Description of the task: Show all lines holding the string "missiles".

Supplied entries:
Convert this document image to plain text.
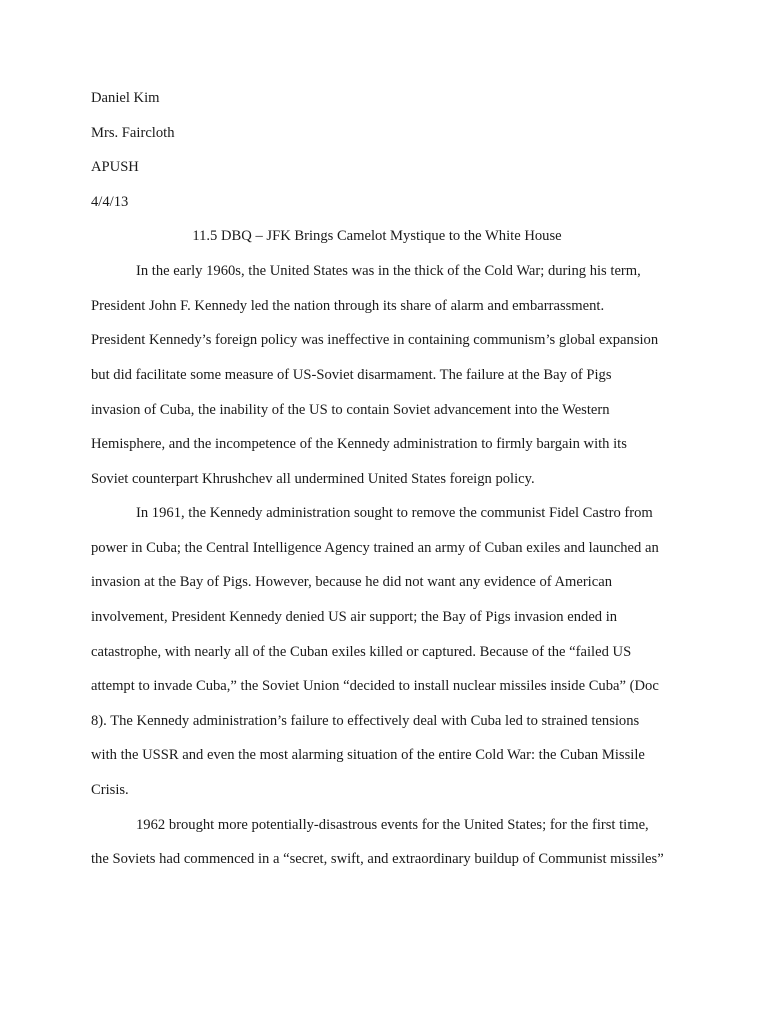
Daniel Kim
Mrs. Faircloth
APUSH
4/4/13
11.5 DBQ – JFK Brings Camelot Mystique to the White House
In the early 1960s, the United States was in the thick of the Cold War; during his term,
President John F. Kennedy led the nation through its share of alarm and embarrassment.
President Kennedy’s foreign policy was ineffective in containing communism’s global expansion
but did facilitate some measure of US-Soviet disarmament. The failure at the Bay of Pigs
invasion of Cuba, the inability of the US to contain Soviet advancement into the Western
Hemisphere, and the incompetence of the Kennedy administration to firmly bargain with its
Soviet counterpart Khrushchev all undermined United States foreign policy.
In 1961, the Kennedy administration sought to remove the communist Fidel Castro from
power in Cuba; the Central Intelligence Agency trained an army of Cuban exiles and launched an
invasion at the Bay of Pigs. However, because he did not want any evidence of American
involvement, President Kennedy denied US air support; the Bay of Pigs invasion ended in
catastrophe, with nearly all of the Cuban exiles killed or captured. Because of the “failed US
attempt to invade Cuba,” the Soviet Union “decided to install nuclear missiles inside Cuba” (Doc
8). The Kennedy administration’s failure to effectively deal with Cuba led to strained tensions
with the USSR and even the most alarming situation of the entire Cold War: the Cuban Missile
Crisis.
1962 brought more potentially-disastrous events for the United States; for the first time,
the Soviets had commenced in a “secret, swift, and extraordinary buildup of Communist missiles”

Worked solution:
attempt to invade Cuba,” the Soviet Union “decided to install nuclear missiles inside Cuba” (Doc
the Soviets had commenced in a “secret, swift, and extraordinary buildup of Communist missiles”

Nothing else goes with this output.